++++ GIVEN ENTRIES
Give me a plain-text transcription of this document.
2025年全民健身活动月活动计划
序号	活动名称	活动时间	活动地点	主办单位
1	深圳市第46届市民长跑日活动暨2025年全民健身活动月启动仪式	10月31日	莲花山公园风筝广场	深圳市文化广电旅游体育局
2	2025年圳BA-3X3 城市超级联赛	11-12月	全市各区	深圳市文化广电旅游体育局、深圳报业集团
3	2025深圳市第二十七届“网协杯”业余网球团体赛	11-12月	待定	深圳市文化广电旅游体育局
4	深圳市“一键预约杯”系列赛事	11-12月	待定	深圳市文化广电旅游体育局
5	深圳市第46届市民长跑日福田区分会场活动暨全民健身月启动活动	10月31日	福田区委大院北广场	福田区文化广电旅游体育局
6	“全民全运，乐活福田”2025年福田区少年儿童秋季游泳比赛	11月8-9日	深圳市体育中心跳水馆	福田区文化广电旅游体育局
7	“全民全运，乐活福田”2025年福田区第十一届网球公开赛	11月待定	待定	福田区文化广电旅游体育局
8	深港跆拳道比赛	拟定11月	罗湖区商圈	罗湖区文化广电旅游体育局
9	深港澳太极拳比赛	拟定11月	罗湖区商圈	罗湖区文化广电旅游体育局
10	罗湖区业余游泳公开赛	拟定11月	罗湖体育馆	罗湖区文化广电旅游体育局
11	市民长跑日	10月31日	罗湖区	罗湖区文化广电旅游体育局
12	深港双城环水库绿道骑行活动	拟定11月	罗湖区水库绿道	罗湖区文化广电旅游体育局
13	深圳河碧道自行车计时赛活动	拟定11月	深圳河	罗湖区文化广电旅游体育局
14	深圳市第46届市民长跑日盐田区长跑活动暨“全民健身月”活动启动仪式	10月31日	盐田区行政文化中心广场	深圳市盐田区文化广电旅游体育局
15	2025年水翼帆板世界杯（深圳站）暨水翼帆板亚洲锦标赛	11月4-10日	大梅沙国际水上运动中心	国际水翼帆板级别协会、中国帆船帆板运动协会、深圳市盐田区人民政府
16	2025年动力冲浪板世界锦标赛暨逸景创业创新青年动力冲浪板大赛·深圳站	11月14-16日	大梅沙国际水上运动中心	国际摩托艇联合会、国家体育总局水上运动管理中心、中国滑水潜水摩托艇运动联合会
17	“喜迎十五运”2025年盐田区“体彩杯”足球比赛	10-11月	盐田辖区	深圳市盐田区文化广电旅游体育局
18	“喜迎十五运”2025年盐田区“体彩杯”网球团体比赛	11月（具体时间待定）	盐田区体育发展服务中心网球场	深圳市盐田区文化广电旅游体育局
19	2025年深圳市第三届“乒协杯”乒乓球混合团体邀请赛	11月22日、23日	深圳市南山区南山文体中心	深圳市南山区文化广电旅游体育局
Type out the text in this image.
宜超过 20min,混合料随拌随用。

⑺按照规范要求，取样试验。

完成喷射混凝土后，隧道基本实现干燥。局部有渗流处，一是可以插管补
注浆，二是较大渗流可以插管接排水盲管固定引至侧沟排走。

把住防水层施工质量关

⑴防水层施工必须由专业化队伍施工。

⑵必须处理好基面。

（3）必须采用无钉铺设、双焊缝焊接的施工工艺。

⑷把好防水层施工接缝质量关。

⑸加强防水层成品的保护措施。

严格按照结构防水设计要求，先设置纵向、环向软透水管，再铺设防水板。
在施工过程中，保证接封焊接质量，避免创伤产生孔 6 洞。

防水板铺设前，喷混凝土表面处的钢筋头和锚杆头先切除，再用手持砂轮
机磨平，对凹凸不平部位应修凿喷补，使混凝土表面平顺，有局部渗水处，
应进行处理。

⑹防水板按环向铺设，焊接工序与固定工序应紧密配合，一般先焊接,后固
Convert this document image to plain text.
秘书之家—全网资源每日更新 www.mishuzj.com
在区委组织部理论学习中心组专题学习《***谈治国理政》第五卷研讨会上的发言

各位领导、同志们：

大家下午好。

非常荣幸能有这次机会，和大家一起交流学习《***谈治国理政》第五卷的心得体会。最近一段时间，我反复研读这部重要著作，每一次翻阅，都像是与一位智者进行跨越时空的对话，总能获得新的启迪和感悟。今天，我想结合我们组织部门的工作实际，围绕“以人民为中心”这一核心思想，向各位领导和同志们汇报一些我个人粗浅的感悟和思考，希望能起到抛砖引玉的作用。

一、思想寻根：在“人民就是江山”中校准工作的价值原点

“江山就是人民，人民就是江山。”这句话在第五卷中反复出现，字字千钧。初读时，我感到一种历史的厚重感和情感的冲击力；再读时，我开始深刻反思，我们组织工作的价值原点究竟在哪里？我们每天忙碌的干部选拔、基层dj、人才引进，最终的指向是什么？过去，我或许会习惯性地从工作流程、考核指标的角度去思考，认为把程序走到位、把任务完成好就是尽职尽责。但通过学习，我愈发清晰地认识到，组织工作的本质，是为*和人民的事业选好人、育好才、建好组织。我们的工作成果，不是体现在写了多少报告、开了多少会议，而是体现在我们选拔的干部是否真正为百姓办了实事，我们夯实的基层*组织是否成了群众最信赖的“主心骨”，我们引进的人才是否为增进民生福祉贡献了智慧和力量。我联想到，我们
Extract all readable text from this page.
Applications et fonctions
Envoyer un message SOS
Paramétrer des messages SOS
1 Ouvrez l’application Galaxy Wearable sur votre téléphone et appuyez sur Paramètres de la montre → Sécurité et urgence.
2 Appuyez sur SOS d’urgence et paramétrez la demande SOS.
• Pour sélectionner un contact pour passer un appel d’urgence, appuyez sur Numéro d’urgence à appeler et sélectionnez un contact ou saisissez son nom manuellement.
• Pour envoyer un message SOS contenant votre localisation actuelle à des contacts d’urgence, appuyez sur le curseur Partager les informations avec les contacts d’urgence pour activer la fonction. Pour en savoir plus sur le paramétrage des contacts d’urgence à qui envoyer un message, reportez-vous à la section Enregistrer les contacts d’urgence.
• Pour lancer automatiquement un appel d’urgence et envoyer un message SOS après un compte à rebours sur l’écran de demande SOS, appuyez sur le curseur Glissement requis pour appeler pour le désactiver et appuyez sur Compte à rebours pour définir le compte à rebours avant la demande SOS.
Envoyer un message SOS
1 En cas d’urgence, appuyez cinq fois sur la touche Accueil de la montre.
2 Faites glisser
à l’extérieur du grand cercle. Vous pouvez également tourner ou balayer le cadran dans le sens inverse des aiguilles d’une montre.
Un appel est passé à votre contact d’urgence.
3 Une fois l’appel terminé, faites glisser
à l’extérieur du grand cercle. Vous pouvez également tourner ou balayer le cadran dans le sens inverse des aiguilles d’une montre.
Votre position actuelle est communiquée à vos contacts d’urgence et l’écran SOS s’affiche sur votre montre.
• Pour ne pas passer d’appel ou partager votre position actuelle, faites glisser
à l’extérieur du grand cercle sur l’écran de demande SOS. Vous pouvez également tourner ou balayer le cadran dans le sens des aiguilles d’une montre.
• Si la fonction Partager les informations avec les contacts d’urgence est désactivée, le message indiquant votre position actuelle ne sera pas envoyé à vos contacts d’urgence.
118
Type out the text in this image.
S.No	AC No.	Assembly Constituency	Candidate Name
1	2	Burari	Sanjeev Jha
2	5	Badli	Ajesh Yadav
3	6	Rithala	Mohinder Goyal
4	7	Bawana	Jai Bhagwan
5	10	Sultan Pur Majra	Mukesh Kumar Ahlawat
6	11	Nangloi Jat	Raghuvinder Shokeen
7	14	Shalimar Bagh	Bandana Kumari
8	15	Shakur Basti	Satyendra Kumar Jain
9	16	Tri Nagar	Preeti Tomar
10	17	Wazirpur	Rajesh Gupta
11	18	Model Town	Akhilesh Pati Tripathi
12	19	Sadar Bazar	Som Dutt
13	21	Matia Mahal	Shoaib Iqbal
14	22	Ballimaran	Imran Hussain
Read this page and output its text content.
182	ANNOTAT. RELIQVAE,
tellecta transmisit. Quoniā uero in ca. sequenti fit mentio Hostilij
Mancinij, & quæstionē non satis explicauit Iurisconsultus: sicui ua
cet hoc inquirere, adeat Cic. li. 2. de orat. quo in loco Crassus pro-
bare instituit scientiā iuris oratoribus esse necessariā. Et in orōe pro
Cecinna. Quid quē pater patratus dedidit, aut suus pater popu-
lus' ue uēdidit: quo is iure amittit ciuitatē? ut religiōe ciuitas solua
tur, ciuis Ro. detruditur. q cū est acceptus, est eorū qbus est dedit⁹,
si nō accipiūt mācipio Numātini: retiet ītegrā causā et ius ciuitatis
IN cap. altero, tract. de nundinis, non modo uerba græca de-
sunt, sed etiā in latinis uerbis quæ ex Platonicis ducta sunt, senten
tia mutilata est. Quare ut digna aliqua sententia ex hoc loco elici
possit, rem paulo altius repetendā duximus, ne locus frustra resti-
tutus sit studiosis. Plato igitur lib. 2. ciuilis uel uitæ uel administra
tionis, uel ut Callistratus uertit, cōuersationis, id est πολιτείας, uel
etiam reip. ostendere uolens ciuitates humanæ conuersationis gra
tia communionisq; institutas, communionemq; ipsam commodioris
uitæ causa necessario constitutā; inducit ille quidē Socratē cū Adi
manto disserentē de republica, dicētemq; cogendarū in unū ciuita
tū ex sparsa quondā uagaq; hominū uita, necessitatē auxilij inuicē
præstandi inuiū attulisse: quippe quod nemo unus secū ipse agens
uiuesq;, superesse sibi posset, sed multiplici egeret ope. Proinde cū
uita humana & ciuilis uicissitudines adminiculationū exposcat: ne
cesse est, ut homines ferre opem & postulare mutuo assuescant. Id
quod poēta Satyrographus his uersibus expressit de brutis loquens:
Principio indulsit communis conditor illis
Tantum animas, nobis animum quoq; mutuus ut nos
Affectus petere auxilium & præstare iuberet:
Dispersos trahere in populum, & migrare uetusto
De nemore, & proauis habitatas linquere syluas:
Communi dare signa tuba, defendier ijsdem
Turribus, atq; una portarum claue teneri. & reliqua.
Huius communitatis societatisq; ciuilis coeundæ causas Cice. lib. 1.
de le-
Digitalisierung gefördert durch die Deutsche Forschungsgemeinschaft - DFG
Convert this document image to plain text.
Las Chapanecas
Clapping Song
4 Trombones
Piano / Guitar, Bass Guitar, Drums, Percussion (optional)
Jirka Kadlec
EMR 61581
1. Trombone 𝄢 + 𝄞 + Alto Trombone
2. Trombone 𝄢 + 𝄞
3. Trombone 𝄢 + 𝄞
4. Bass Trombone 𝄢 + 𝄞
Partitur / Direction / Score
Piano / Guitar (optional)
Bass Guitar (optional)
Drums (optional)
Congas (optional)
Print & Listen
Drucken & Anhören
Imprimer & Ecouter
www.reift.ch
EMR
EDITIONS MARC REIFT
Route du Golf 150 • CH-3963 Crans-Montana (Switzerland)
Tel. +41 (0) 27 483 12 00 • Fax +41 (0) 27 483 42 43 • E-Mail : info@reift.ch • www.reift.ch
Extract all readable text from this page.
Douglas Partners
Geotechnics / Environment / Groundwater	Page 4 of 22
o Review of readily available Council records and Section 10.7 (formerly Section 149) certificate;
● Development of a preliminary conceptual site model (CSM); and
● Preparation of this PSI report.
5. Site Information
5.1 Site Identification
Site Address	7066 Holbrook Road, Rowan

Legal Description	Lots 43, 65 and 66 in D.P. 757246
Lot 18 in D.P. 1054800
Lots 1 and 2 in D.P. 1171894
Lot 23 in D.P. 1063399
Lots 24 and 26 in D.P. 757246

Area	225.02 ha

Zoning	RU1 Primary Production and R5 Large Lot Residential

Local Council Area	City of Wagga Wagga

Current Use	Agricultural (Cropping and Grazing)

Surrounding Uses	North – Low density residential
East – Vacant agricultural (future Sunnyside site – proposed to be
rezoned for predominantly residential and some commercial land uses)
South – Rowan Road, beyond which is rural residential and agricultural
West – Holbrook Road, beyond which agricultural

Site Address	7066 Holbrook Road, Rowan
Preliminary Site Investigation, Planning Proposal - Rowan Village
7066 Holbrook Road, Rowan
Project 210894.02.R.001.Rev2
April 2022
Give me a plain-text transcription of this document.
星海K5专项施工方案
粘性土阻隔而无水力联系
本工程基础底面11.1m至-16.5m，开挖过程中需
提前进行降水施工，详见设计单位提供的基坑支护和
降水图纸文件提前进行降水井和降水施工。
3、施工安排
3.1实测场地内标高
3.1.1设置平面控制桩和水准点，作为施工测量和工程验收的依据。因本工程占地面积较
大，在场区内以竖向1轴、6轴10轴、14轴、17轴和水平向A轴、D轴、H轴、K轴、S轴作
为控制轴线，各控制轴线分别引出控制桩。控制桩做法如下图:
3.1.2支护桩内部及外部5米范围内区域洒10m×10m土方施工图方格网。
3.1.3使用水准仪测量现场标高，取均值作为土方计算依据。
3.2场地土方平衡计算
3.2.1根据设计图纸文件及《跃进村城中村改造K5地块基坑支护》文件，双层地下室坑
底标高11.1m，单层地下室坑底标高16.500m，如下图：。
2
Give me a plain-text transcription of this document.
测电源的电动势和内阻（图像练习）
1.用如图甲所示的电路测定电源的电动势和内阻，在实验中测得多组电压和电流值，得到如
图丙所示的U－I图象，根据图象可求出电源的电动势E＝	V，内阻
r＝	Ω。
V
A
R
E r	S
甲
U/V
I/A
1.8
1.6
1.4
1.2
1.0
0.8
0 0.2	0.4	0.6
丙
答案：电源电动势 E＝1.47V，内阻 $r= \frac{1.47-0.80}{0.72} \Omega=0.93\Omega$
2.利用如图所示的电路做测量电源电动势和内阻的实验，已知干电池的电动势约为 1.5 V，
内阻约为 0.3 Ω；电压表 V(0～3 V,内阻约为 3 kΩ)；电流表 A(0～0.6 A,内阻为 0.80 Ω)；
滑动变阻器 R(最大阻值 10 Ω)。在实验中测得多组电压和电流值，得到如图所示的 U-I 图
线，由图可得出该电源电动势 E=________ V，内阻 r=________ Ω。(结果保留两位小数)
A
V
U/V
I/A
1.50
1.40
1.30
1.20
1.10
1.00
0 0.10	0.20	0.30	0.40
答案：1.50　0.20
++++++++
* _SHORT PROBLEM_
Count the lines of the data that include the string "fois", and give only that number.

* _RESPONSE TO THIS EXERCISE_
2